**YOUR TASK**:
Check every line for the word "условия" and state how many lines have it. Reply with the number alone.

(Items from a data source)
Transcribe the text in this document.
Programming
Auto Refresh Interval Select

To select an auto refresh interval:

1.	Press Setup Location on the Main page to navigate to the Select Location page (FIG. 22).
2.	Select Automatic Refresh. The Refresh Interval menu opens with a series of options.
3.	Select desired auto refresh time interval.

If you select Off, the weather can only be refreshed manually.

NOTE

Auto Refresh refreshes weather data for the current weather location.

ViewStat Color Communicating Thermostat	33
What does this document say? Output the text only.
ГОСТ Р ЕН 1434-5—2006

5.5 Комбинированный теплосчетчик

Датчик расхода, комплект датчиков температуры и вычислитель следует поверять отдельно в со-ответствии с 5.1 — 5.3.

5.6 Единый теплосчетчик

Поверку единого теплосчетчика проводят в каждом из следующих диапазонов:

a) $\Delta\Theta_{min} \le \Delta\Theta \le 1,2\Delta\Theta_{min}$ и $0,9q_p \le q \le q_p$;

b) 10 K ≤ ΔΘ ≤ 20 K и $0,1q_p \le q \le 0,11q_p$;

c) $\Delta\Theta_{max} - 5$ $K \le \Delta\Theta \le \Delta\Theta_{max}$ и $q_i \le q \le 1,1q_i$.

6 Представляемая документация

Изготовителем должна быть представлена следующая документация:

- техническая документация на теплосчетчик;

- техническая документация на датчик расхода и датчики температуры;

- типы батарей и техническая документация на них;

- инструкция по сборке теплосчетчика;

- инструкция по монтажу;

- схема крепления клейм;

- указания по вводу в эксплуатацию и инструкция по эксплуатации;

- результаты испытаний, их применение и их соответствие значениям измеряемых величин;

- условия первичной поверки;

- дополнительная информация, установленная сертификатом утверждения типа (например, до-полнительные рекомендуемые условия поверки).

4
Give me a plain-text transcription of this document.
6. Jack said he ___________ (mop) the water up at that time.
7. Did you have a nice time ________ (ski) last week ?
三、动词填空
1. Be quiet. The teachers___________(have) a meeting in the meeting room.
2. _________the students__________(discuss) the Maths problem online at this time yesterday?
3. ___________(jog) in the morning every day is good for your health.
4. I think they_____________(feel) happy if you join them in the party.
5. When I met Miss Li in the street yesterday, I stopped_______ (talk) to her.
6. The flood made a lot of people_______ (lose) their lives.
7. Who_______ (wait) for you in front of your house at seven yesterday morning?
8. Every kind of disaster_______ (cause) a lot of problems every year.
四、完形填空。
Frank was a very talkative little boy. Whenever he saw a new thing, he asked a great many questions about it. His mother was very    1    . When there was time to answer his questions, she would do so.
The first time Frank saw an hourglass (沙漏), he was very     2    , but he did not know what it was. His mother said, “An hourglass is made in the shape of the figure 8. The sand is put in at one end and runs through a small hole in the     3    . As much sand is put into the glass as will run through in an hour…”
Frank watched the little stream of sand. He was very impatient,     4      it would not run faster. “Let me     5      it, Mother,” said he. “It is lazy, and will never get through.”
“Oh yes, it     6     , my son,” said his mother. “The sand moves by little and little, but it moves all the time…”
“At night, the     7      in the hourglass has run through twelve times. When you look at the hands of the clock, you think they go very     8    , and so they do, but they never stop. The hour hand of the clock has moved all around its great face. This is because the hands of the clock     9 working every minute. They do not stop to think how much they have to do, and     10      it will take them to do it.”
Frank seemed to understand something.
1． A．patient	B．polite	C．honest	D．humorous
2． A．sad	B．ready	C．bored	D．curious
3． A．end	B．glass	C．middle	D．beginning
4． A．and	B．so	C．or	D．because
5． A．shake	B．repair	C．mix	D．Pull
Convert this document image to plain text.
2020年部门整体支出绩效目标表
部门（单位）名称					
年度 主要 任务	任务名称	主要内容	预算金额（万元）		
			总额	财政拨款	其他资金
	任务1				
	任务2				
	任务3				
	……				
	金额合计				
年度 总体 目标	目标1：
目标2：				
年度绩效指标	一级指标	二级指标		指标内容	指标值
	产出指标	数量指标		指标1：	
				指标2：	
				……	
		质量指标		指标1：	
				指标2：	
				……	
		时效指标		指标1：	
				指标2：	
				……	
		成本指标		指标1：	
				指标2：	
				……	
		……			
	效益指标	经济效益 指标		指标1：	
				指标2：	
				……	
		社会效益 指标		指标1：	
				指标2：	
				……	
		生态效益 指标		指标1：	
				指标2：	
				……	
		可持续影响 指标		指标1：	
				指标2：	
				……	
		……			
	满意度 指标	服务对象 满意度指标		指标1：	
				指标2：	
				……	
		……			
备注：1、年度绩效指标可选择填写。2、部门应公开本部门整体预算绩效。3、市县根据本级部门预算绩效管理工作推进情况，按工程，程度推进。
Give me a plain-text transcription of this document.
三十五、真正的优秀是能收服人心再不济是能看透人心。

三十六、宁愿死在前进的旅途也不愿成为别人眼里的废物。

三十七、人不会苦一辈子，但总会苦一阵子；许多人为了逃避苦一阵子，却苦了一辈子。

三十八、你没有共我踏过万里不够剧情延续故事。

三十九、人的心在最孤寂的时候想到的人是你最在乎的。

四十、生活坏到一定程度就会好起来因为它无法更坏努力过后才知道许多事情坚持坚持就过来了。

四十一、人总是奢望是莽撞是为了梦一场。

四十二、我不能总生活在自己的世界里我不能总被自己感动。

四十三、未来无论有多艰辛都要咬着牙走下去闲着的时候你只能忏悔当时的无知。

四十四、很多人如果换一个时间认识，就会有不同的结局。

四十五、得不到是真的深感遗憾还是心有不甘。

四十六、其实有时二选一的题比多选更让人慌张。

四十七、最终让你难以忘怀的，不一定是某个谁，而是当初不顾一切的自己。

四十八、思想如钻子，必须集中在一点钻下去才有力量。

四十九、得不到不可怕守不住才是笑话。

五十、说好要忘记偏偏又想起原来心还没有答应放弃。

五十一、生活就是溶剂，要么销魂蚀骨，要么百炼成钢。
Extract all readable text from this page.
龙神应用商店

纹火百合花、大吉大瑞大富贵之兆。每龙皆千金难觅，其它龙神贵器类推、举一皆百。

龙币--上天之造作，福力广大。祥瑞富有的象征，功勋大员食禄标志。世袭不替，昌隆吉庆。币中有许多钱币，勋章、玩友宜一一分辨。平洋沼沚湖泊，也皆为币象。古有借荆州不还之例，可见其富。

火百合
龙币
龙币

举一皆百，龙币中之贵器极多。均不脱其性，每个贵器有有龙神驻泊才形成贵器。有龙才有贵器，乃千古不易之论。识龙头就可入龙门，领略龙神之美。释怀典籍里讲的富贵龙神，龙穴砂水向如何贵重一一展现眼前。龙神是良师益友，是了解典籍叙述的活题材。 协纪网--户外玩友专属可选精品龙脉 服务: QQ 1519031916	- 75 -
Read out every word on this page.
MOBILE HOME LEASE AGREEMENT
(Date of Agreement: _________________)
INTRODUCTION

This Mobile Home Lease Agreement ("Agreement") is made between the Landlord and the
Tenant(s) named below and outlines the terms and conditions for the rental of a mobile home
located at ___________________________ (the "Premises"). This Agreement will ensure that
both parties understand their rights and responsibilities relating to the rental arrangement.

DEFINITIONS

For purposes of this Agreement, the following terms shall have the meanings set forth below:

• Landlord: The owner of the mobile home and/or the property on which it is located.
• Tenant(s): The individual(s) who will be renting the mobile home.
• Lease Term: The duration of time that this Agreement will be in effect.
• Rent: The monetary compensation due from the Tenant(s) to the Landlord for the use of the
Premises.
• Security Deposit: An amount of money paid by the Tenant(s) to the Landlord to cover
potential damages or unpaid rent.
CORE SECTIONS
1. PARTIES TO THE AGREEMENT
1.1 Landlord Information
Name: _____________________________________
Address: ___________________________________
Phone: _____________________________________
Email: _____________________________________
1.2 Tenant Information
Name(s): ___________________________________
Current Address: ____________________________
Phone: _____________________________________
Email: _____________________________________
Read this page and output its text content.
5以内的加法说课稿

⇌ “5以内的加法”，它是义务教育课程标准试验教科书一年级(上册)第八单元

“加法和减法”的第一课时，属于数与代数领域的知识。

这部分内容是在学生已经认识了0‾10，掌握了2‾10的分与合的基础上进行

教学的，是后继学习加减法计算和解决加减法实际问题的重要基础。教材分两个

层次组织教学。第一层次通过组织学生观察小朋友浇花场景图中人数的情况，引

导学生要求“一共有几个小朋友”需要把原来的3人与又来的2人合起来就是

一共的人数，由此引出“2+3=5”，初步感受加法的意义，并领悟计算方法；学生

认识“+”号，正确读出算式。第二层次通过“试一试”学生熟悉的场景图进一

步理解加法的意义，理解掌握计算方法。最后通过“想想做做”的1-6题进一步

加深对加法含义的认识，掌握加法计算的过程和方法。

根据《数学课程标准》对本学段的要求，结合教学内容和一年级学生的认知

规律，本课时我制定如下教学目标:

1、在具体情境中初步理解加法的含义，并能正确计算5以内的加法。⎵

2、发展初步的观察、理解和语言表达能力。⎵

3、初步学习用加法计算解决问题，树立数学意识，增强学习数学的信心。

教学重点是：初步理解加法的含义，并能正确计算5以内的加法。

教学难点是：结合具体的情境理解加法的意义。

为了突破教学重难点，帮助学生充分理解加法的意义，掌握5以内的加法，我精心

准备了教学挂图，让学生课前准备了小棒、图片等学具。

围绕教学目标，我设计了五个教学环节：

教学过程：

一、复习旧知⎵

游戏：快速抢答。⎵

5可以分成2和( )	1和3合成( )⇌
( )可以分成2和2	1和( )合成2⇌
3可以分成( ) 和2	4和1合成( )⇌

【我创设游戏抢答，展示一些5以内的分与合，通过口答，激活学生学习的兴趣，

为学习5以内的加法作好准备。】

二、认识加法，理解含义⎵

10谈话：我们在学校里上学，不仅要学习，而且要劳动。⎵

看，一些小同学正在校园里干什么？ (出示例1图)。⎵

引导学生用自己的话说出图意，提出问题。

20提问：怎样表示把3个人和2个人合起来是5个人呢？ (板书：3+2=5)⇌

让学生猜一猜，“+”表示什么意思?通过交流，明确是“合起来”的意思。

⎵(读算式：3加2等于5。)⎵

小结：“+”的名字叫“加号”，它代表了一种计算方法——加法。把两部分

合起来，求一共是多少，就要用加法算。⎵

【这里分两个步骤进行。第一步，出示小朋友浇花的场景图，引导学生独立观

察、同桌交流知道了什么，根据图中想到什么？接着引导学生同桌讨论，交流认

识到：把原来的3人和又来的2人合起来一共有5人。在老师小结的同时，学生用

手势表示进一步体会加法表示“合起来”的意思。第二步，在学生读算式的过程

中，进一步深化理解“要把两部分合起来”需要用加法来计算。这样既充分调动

**THE COMPLETED TASK**:
2